***** GIVEN DATA *****

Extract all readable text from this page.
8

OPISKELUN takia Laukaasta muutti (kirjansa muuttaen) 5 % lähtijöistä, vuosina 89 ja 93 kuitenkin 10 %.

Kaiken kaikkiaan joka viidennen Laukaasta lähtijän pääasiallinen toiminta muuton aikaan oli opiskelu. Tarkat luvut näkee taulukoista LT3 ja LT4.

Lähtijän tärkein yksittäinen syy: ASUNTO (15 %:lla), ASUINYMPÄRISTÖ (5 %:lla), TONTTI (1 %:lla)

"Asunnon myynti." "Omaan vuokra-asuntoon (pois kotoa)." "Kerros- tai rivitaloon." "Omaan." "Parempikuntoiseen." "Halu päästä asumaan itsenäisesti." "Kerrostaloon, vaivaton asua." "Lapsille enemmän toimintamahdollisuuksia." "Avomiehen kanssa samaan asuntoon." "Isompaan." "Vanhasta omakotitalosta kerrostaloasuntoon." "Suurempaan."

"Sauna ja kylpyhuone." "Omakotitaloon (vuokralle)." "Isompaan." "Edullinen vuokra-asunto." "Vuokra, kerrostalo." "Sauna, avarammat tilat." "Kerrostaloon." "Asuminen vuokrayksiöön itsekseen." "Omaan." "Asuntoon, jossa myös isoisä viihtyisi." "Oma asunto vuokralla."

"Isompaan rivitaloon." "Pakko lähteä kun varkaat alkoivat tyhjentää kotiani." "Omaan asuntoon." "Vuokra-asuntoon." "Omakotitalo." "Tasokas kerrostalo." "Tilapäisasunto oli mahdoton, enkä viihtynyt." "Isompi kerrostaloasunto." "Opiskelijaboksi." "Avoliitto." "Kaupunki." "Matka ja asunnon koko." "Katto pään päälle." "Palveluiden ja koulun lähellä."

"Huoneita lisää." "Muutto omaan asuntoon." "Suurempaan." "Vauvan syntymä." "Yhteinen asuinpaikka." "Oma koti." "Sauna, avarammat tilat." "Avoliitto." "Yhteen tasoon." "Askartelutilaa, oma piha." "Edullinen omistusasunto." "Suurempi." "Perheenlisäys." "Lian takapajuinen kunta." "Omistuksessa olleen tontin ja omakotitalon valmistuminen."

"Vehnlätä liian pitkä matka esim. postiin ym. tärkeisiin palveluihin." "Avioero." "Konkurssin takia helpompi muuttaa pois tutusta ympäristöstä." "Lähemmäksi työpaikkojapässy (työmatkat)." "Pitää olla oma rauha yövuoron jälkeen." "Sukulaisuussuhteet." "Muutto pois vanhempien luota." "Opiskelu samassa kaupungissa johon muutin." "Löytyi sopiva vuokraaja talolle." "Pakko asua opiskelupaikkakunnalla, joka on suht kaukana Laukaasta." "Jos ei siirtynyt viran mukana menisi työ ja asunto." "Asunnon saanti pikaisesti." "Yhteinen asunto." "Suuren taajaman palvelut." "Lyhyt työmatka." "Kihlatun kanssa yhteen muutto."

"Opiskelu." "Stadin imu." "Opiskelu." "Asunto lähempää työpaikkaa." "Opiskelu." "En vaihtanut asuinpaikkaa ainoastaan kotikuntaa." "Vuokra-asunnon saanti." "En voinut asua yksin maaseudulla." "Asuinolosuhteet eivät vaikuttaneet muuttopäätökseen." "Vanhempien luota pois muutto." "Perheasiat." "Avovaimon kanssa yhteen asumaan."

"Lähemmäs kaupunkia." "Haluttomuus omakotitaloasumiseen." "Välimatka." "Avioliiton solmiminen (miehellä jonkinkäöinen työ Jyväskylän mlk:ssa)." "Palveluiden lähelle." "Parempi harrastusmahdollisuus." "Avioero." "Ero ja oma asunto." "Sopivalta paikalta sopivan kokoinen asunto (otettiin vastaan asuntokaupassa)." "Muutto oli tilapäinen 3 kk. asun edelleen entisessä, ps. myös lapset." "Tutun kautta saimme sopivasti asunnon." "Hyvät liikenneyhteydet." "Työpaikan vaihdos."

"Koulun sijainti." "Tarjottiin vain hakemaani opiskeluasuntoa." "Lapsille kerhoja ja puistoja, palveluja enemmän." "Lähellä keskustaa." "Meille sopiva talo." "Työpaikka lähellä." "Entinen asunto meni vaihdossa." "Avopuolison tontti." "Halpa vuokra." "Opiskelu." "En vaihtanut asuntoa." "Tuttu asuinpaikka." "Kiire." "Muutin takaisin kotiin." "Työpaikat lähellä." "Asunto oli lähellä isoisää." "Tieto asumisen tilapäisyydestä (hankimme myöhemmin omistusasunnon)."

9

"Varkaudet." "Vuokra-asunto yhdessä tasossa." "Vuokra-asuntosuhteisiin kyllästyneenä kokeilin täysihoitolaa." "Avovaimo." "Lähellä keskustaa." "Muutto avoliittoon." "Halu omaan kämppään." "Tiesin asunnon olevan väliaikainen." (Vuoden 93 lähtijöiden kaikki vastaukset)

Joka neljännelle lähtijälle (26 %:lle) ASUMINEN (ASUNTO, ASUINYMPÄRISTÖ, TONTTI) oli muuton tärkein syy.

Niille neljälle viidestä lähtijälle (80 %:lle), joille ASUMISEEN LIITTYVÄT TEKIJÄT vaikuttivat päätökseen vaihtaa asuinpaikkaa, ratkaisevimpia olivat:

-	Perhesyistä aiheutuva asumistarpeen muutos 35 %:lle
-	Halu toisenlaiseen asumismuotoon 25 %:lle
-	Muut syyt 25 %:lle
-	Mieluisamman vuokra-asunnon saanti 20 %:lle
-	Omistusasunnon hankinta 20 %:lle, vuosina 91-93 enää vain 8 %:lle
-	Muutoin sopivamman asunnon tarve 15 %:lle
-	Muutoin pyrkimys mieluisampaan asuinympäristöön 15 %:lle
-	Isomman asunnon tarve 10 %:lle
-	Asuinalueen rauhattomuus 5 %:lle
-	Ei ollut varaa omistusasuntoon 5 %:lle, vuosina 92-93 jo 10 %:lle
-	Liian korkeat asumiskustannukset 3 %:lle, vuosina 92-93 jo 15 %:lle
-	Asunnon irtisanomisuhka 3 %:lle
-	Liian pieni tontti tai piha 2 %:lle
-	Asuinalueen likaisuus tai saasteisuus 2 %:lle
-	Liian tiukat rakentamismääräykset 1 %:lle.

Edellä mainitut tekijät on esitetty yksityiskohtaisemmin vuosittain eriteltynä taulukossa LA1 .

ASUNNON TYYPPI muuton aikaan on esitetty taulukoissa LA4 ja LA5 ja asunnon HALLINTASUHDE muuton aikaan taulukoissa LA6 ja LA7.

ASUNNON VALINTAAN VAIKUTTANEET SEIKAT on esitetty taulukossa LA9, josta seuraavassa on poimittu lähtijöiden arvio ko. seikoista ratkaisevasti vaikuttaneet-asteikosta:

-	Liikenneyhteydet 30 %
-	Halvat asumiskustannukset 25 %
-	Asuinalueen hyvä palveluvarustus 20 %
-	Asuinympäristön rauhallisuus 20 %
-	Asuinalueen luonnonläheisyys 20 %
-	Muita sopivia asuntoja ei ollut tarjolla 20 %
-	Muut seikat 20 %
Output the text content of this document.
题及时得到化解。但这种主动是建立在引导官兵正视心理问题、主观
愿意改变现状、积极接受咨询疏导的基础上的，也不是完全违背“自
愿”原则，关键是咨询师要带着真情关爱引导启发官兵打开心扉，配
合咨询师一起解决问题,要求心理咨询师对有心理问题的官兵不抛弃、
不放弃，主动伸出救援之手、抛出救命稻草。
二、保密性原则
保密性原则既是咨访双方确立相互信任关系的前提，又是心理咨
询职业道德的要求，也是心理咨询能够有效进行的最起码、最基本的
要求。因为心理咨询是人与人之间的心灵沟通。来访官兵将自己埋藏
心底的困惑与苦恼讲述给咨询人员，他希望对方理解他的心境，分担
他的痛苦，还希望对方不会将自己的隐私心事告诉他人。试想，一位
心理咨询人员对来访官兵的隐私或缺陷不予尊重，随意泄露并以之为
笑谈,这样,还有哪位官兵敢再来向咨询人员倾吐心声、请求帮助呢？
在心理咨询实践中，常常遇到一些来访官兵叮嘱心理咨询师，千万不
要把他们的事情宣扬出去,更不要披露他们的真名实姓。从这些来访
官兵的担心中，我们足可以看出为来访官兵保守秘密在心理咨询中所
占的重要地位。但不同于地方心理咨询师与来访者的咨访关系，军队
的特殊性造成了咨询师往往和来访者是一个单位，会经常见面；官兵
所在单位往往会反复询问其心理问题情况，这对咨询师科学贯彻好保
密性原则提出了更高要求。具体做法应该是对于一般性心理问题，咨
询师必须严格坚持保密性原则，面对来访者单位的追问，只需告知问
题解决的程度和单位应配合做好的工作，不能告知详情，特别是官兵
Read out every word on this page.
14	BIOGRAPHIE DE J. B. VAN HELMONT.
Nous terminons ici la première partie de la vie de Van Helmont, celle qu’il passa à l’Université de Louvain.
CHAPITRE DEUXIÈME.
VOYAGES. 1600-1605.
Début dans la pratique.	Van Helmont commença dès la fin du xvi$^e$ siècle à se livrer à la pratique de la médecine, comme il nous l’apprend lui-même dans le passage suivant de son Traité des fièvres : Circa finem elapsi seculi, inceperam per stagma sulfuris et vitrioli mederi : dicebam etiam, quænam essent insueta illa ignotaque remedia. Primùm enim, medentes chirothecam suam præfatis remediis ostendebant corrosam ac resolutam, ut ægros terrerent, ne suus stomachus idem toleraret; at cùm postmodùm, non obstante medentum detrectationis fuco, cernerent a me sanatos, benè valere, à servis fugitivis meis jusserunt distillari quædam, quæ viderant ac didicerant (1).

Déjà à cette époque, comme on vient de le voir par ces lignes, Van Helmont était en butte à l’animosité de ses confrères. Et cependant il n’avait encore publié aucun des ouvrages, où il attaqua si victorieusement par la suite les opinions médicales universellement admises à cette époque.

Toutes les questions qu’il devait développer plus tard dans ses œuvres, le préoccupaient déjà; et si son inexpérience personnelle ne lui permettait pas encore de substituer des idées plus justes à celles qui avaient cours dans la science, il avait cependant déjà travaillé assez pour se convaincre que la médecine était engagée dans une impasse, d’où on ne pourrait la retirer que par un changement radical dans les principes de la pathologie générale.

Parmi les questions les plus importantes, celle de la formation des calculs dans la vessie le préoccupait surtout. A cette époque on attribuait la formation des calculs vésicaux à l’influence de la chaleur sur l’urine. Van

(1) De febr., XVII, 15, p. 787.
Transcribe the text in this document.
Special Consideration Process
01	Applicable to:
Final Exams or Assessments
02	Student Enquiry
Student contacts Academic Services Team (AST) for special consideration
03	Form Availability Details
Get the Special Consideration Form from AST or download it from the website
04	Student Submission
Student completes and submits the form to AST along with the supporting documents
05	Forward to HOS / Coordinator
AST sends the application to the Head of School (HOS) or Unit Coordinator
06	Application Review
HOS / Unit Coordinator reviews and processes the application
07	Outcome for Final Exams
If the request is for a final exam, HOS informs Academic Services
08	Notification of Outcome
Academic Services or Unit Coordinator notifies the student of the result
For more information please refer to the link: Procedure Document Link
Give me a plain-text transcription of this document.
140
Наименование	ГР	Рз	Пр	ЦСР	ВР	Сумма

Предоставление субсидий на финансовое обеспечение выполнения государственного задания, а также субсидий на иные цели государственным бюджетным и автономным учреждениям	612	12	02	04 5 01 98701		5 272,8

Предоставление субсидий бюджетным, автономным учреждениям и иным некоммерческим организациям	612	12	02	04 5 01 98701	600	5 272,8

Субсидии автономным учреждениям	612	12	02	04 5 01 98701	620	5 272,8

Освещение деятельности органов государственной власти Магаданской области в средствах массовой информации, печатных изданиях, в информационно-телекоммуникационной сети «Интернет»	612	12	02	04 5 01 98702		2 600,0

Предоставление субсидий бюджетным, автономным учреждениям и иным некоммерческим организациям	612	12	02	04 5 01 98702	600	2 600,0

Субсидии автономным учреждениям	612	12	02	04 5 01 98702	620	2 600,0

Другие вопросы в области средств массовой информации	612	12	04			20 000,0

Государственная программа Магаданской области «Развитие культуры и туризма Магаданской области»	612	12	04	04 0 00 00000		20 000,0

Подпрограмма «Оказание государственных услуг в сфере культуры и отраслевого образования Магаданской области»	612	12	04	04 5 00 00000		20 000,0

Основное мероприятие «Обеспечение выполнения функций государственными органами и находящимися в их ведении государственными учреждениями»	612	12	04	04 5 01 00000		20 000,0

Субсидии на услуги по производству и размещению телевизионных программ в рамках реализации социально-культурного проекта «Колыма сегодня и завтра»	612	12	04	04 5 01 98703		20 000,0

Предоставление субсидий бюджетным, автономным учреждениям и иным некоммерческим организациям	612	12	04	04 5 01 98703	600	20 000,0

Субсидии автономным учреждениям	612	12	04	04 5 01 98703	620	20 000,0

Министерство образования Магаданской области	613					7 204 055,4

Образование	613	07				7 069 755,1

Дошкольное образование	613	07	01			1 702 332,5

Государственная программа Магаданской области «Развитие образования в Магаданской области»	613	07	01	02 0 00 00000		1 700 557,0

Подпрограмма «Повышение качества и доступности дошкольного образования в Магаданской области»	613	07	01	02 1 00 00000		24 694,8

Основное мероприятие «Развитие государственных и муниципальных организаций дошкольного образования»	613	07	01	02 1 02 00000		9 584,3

*****

EXERCISE AIM ::
List every line above containing the word "avarammat".

ANSWER TO THE EXERCISE ::
"Sauna ja kylpyhuone." "Omakotitaloon (vuokralle)." "Isompaan." "Edullinen vuokra-asunto." "Vuokra, kerrostalo." "Sauna, avarammat tilat." "Kerrostaloon." "Asuminen vuokrayksiöön itsekseen." "Omaan." "Asuntoon, jossa myös isoisä viihtyisi." "Oma asunto vuokralla."
"Huoneita lisää." "Muutto omaan asuntoon." "Suurempaan." "Vauvan syntymä." "Yhteinen asuinpaikka." "Oma koti." "Sauna, avarammat tilat." "Avoliitto." "Yhteen tasoon." "Askartelutilaa, oma piha." "Edullinen omistusasunto." "Suurempi." "Perheenlisäys." "Lian takapajuinen kunta." "Omistuksessa olleen tontin ja omakotitalon valmistuminen."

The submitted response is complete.